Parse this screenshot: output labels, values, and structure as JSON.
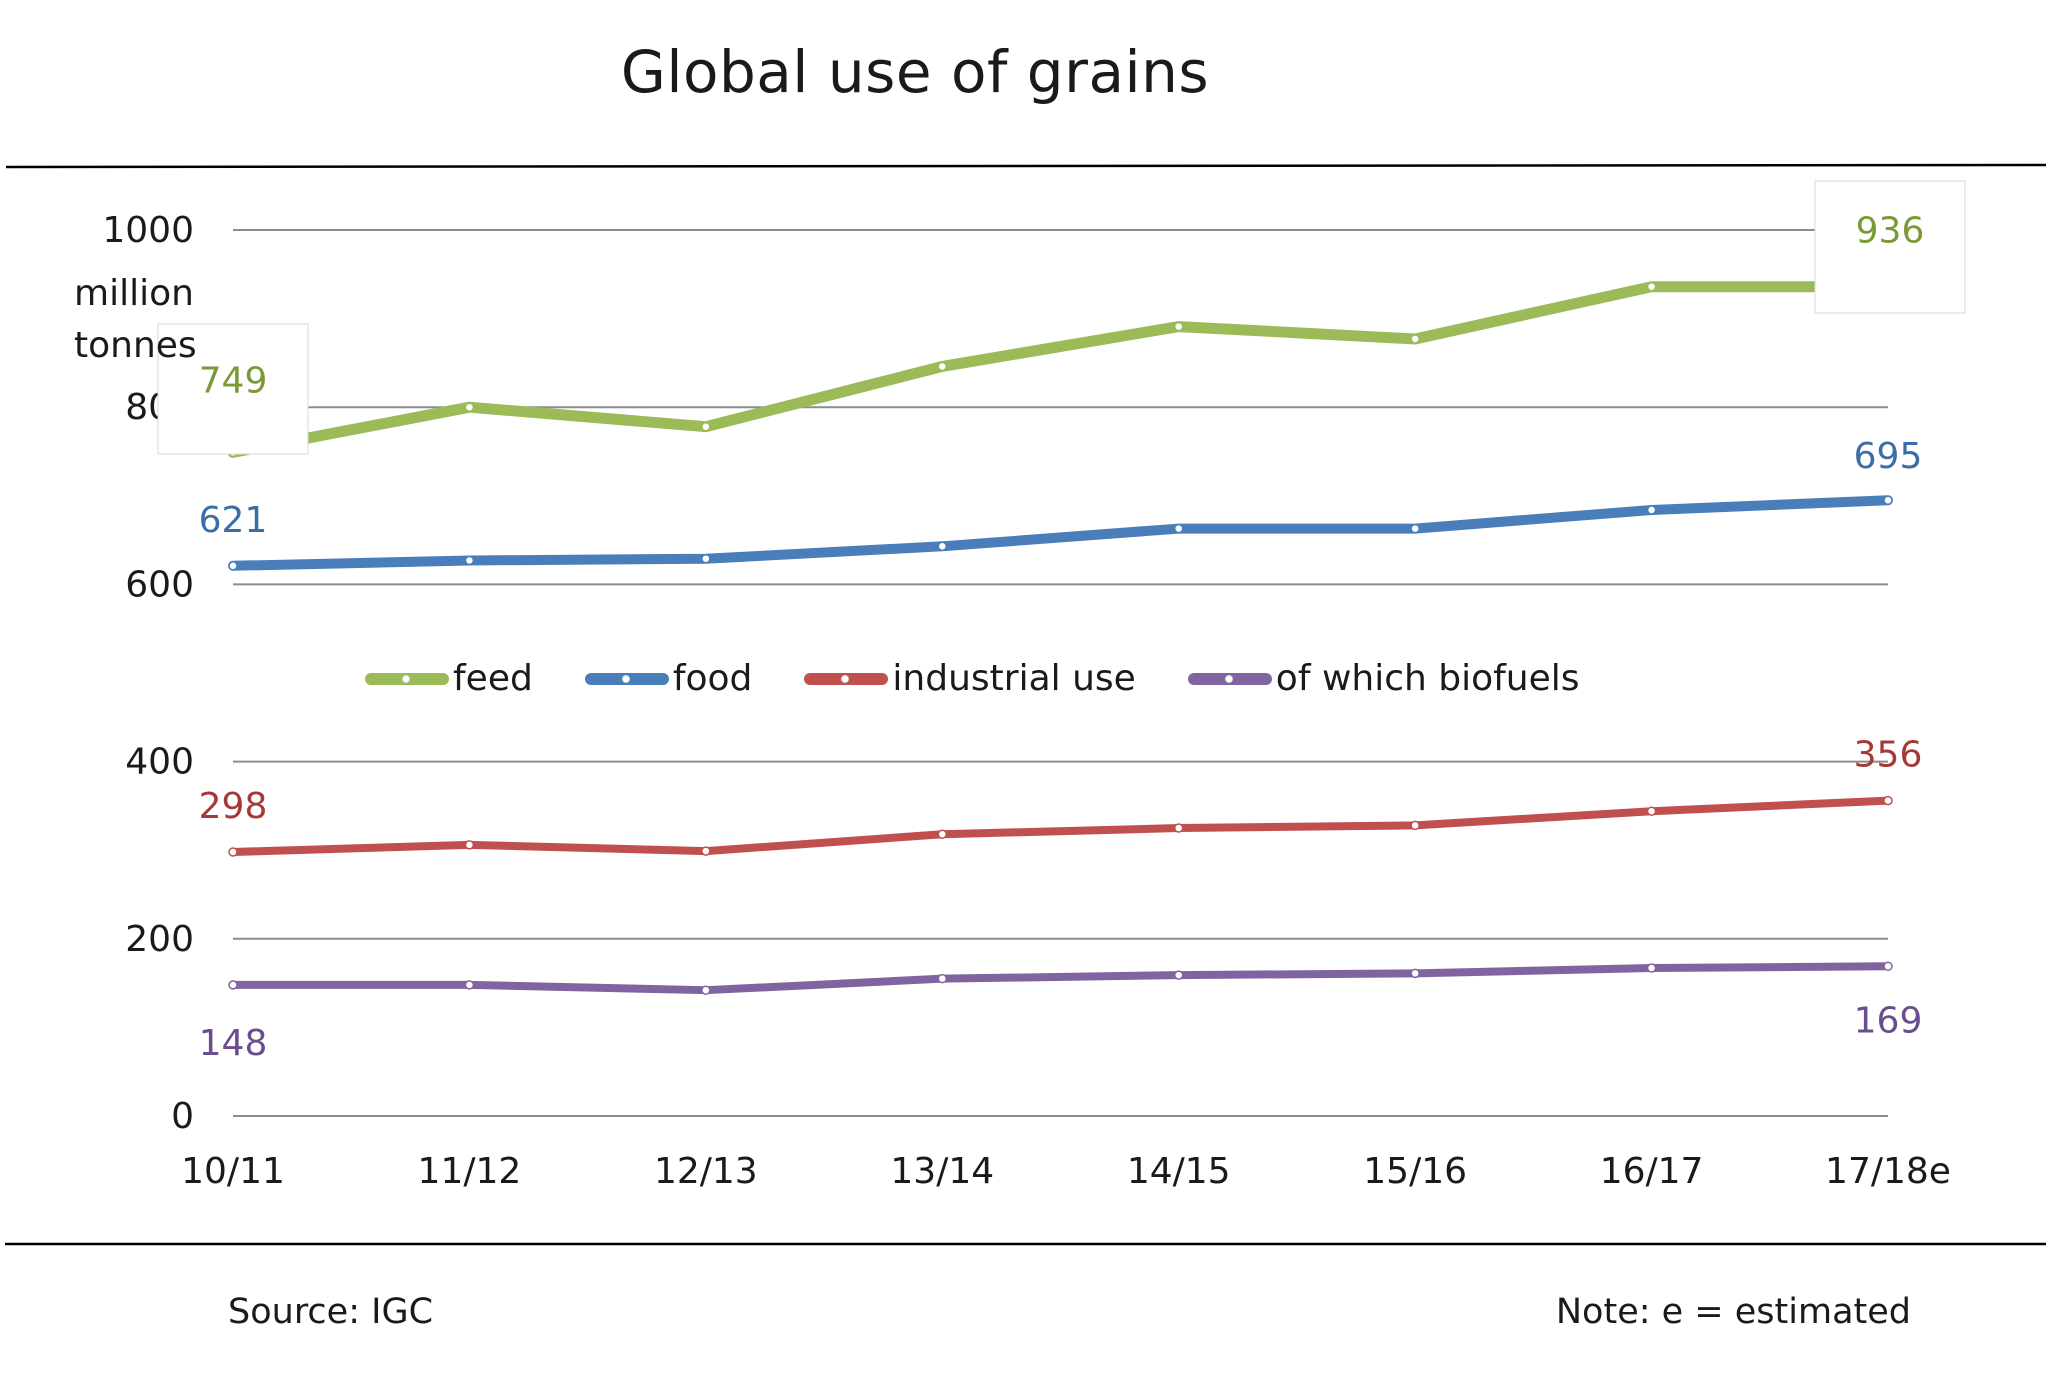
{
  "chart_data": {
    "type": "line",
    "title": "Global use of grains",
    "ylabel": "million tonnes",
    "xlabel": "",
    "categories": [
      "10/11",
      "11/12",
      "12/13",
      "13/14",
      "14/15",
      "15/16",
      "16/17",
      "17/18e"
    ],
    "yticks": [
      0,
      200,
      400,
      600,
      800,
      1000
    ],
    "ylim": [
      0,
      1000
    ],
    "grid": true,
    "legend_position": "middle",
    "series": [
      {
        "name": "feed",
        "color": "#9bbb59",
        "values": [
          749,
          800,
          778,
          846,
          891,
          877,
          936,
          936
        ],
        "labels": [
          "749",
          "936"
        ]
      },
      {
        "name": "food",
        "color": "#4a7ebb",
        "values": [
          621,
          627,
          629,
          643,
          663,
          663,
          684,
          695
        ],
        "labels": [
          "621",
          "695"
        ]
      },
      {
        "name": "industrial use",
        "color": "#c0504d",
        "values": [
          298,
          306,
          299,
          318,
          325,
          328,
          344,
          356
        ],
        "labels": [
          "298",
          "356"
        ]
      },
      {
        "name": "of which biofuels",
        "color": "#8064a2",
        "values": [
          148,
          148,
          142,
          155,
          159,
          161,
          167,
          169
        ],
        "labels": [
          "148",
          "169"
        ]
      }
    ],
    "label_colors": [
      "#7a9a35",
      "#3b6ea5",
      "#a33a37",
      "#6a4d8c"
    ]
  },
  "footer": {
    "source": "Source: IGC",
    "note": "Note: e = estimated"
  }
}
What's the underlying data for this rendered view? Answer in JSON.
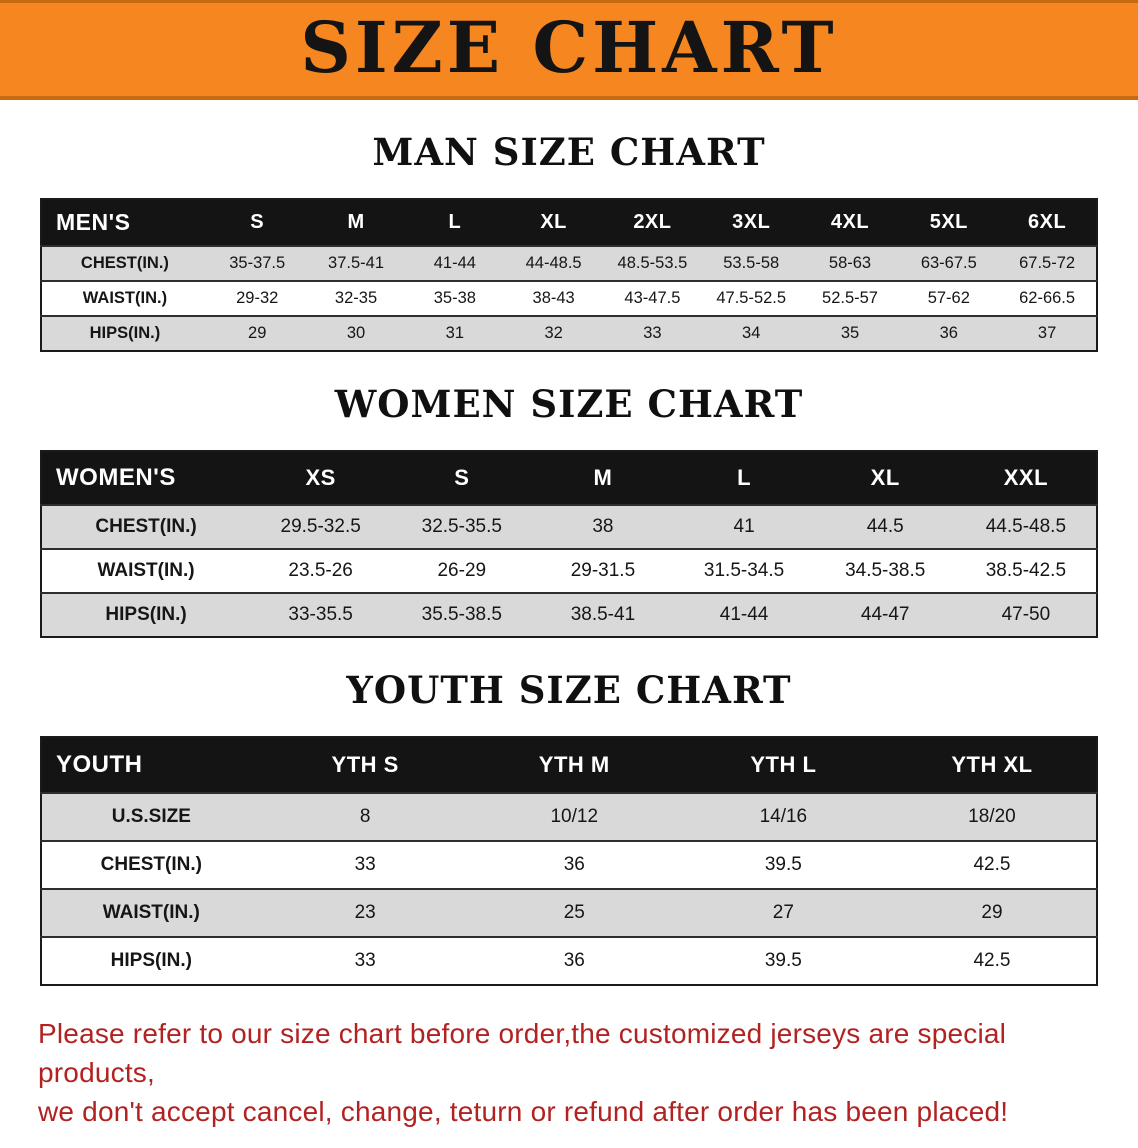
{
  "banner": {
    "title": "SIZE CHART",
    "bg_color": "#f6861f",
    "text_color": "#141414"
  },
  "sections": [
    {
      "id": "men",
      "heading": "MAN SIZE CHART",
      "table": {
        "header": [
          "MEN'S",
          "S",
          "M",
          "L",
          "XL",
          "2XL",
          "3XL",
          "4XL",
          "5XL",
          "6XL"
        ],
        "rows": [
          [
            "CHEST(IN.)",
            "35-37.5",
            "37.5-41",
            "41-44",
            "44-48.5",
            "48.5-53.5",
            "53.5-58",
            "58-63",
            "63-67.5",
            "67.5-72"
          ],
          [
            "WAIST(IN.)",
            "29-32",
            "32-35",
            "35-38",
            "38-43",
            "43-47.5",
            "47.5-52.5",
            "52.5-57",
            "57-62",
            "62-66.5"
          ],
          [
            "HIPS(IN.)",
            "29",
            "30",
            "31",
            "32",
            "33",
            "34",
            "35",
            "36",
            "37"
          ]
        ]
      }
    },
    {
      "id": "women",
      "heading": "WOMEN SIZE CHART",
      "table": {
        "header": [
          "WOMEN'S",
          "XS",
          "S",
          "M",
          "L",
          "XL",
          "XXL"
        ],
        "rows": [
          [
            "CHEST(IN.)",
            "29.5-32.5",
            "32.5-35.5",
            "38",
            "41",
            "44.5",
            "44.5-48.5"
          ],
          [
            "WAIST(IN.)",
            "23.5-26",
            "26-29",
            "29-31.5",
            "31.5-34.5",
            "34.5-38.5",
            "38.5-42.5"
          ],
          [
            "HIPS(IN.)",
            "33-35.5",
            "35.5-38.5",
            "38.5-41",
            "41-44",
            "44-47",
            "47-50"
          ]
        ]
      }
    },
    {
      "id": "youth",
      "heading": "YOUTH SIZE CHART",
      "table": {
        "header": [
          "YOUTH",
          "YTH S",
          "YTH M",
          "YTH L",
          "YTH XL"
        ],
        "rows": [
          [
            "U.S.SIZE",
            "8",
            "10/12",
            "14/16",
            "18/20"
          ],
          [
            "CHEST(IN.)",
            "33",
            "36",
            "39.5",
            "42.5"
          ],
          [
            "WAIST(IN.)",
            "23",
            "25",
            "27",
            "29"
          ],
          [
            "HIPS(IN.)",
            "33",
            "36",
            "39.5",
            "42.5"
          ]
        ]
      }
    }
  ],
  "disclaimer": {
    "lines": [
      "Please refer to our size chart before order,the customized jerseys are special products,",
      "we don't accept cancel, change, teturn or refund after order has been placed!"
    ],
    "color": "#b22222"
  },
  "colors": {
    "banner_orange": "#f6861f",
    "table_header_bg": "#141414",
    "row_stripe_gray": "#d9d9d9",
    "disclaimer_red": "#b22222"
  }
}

○ ○ ○ ○ ○ ○ ○

SHORT TASK:
All records above are to be printed exactly, minus the pictures they contain.

THE RESULT:
Parse this screenshot: output labels, values, and structure as JSON.
{
  "chart_data": {
    "type": "line",
    "title": "Global use of grains",
    "ylabel": "million tonnes",
    "xlabel": "",
    "categories": [
      "10/11",
      "11/12",
      "12/13",
      "13/14",
      "14/15",
      "15/16",
      "16/17",
      "17/18e"
    ],
    "yticks": [
      0,
      200,
      400,
      600,
      800,
      1000
    ],
    "ylim": [
      0,
      1000
    ],
    "grid": true,
    "legend_position": "middle",
    "series": [
      {
        "name": "feed",
        "color": "#9bbb59",
        "values": [
          749,
          800,
          778,
          846,
          891,
          877,
          936,
          936
        ],
        "labels": [
          "749",
          "936"
        ]
      },
      {
        "name": "food",
        "color": "#4a7ebb",
        "values": [
          621,
          627,
          629,
          643,
          663,
          663,
          684,
          695
        ],
        "labels": [
          "621",
          "695"
        ]
      },
      {
        "name": "industrial use",
        "color": "#c0504d",
        "values": [
          298,
          306,
          299,
          318,
          325,
          328,
          344,
          356
        ],
        "labels": [
          "298",
          "356"
        ]
      },
      {
        "name": "of which biofuels",
        "color": "#8064a2",
        "values": [
          148,
          148,
          142,
          155,
          159,
          161,
          167,
          169
        ],
        "labels": [
          "148",
          "169"
        ]
      }
    ],
    "label_colors": [
      "#7a9a35",
      "#3b6ea5",
      "#a33a37",
      "#6a4d8c"
    ]
  },
  "footer": {
    "source": "Source: IGC",
    "note": "Note: e = estimated"
  }
}
What's the underlying data for this rendered view? Answer in JSON.
{
  "banner": {
    "title": "SIZE CHART",
    "bg_color": "#f6861f",
    "text_color": "#141414"
  },
  "sections": [
    {
      "id": "men",
      "heading": "MAN SIZE CHART",
      "table": {
        "header": [
          "MEN'S",
          "S",
          "M",
          "L",
          "XL",
          "2XL",
          "3XL",
          "4XL",
          "5XL",
          "6XL"
        ],
        "rows": [
          [
            "CHEST(IN.)",
            "35-37.5",
            "37.5-41",
            "41-44",
            "44-48.5",
            "48.5-53.5",
            "53.5-58",
            "58-63",
            "63-67.5",
            "67.5-72"
          ],
          [
            "WAIST(IN.)",
            "29-32",
            "32-35",
            "35-38",
            "38-43",
            "43-47.5",
            "47.5-52.5",
            "52.5-57",
            "57-62",
            "62-66.5"
          ],
          [
            "HIPS(IN.)",
            "29",
            "30",
            "31",
            "32",
            "33",
            "34",
            "35",
            "36",
            "37"
          ]
        ]
      }
    },
    {
      "id": "women",
      "heading": "WOMEN SIZE CHART",
      "table": {
        "header": [
          "WOMEN'S",
          "XS",
          "S",
          "M",
          "L",
          "XL",
          "XXL"
        ],
        "rows": [
          [
            "CHEST(IN.)",
            "29.5-32.5",
            "32.5-35.5",
            "38",
            "41",
            "44.5",
            "44.5-48.5"
          ],
          [
            "WAIST(IN.)",
            "23.5-26",
            "26-29",
            "29-31.5",
            "31.5-34.5",
            "34.5-38.5",
            "38.5-42.5"
          ],
          [
            "HIPS(IN.)",
            "33-35.5",
            "35.5-38.5",
            "38.5-41",
            "41-44",
            "44-47",
            "47-50"
          ]
        ]
      }
    },
    {
      "id": "youth",
      "heading": "YOUTH SIZE CHART",
      "table": {
        "header": [
          "YOUTH",
          "YTH S",
          "YTH M",
          "YTH L",
          "YTH XL"
        ],
        "rows": [
          [
            "U.S.SIZE",
            "8",
            "10/12",
            "14/16",
            "18/20"
          ],
          [
            "CHEST(IN.)",
            "33",
            "36",
            "39.5",
            "42.5"
          ],
          [
            "WAIST(IN.)",
            "23",
            "25",
            "27",
            "29"
          ],
          [
            "HIPS(IN.)",
            "33",
            "36",
            "39.5",
            "42.5"
          ]
        ]
      }
    }
  ],
  "disclaimer": {
    "lines": [
      "Please refer to our size chart before order,the customized jerseys are special products,",
      "we don't accept cancel, change, teturn or refund after order has been placed!"
    ],
    "color": "#b22222"
  },
  "colors": {
    "banner_orange": "#f6861f",
    "table_header_bg": "#141414",
    "row_stripe_gray": "#d9d9d9",
    "disclaimer_red": "#b22222"
  }
}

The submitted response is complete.